■ **WRITTEN PROBLEM**: Please reproduce verbatim every line from the first one through the line containing "cancel-button[interactable]: Cancelar xyxy=(1616,814,1732,862)", both included.

■ **INPUT FOR THIS TASK**:
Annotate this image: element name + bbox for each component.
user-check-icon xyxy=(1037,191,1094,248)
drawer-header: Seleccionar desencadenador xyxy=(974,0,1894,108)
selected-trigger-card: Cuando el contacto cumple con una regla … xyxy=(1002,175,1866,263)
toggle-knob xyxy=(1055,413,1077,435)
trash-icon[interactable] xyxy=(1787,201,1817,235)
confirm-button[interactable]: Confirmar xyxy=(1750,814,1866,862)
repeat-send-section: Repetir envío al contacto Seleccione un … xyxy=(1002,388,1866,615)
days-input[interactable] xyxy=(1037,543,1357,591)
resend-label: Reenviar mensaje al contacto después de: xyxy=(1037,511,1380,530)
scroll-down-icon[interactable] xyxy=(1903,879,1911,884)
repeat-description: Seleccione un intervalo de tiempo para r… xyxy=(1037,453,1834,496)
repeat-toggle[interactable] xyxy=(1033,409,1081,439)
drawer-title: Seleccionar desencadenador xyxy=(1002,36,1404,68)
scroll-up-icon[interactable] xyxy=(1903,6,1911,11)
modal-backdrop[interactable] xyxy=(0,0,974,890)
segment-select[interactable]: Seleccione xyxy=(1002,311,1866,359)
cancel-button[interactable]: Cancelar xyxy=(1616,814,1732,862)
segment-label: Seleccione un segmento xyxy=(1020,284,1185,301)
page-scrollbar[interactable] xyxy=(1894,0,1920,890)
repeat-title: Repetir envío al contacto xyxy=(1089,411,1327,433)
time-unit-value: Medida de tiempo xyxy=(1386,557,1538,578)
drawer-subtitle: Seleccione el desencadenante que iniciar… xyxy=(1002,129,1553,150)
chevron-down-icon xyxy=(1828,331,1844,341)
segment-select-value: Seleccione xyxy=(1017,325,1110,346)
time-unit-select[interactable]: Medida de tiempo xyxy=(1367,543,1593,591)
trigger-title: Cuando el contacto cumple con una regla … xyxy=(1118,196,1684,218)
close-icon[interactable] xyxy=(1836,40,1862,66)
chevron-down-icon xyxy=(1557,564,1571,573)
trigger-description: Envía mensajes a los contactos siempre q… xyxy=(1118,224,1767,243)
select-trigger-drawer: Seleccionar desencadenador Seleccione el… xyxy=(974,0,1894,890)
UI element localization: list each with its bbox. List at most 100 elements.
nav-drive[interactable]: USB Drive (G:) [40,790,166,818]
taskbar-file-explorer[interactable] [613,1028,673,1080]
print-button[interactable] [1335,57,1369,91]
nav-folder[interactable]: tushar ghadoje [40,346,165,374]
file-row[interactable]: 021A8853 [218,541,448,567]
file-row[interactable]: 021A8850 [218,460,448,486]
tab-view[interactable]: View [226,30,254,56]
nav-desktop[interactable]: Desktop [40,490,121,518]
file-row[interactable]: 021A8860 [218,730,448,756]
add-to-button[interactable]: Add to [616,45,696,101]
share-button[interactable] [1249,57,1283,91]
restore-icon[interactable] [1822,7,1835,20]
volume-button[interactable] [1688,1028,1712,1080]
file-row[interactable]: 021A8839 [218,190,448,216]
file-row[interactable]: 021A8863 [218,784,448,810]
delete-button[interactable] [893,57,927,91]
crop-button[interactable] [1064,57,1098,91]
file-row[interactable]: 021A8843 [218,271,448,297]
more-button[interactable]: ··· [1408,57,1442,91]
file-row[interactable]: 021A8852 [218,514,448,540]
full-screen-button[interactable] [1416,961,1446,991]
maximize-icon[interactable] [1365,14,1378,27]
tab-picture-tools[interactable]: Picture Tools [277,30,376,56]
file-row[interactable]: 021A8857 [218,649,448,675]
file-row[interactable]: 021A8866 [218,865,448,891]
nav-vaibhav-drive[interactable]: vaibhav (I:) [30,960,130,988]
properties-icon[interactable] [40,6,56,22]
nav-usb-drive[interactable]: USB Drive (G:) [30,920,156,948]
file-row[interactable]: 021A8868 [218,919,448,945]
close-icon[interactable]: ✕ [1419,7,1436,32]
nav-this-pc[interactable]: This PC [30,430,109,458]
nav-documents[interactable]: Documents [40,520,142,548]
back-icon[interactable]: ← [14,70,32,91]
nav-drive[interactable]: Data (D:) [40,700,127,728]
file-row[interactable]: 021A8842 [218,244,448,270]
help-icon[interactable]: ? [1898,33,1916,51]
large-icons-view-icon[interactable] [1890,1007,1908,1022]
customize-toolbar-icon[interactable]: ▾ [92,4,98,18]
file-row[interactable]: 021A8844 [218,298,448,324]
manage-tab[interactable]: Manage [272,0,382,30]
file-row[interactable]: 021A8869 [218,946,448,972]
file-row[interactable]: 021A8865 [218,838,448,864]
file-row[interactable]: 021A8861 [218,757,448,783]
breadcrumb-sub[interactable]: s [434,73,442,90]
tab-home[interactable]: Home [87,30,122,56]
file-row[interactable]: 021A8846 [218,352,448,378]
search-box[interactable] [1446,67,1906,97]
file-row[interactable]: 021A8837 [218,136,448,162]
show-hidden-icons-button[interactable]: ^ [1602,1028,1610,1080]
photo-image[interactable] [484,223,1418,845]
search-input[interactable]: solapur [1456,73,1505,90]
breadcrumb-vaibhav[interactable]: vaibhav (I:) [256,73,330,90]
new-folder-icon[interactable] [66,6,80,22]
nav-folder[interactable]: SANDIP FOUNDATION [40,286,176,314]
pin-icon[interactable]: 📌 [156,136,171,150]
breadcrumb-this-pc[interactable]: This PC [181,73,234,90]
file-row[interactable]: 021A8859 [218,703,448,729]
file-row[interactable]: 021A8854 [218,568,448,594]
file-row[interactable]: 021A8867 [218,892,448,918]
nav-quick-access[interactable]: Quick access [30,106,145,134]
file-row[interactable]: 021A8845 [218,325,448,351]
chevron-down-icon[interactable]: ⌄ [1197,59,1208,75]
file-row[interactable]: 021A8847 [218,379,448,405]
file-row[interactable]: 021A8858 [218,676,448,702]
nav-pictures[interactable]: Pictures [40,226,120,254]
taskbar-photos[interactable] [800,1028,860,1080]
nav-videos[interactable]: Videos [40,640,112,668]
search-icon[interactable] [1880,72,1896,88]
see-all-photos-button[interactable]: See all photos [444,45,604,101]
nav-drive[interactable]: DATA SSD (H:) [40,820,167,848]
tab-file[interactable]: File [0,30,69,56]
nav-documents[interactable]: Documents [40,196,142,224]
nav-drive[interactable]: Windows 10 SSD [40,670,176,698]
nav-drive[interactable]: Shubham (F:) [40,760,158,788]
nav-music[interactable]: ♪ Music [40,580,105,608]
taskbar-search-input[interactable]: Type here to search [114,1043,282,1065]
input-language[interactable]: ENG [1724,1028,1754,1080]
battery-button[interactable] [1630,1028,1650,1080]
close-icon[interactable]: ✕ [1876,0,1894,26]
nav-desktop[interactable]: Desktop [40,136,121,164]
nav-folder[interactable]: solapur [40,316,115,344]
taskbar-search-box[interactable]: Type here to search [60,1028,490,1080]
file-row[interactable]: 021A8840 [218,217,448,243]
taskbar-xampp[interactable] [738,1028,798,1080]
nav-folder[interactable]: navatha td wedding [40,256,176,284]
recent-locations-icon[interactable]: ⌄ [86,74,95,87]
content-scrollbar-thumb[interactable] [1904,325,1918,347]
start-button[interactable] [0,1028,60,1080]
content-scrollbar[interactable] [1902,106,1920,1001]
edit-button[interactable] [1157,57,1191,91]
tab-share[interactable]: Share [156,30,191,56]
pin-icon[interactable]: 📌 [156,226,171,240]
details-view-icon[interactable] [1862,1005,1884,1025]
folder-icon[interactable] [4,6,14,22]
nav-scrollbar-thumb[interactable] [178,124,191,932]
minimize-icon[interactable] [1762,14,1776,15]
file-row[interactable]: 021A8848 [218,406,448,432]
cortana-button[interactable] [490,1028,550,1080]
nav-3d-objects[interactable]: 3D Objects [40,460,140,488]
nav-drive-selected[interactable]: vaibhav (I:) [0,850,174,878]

■ **EXERCISE RESPONSE**:
Annotate this image: element name + bbox for each component.
user-check-icon xyxy=(1037,191,1094,248)
drawer-header: Seleccionar desencadenador xyxy=(974,0,1894,108)
selected-trigger-card: Cuando el contacto cumple con una regla … xyxy=(1002,175,1866,263)
toggle-knob xyxy=(1055,413,1077,435)
trash-icon[interactable] xyxy=(1787,201,1817,235)
confirm-button[interactable]: Confirmar xyxy=(1750,814,1866,862)
repeat-send-section: Repetir envío al contacto Seleccione un … xyxy=(1002,388,1866,615)
days-input[interactable] xyxy=(1037,543,1357,591)
resend-label: Reenviar mensaje al contacto después de: xyxy=(1037,511,1380,530)
scroll-down-icon[interactable] xyxy=(1903,879,1911,884)
repeat-description: Seleccione un intervalo de tiempo para r… xyxy=(1037,453,1834,496)
repeat-toggle[interactable] xyxy=(1033,409,1081,439)
drawer-title: Seleccionar desencadenador xyxy=(1002,36,1404,68)
scroll-up-icon[interactable] xyxy=(1903,6,1911,11)
modal-backdrop[interactable] xyxy=(0,0,974,890)
segment-select[interactable]: Seleccione xyxy=(1002,311,1866,359)
cancel-button[interactable]: Cancelar xyxy=(1616,814,1732,862)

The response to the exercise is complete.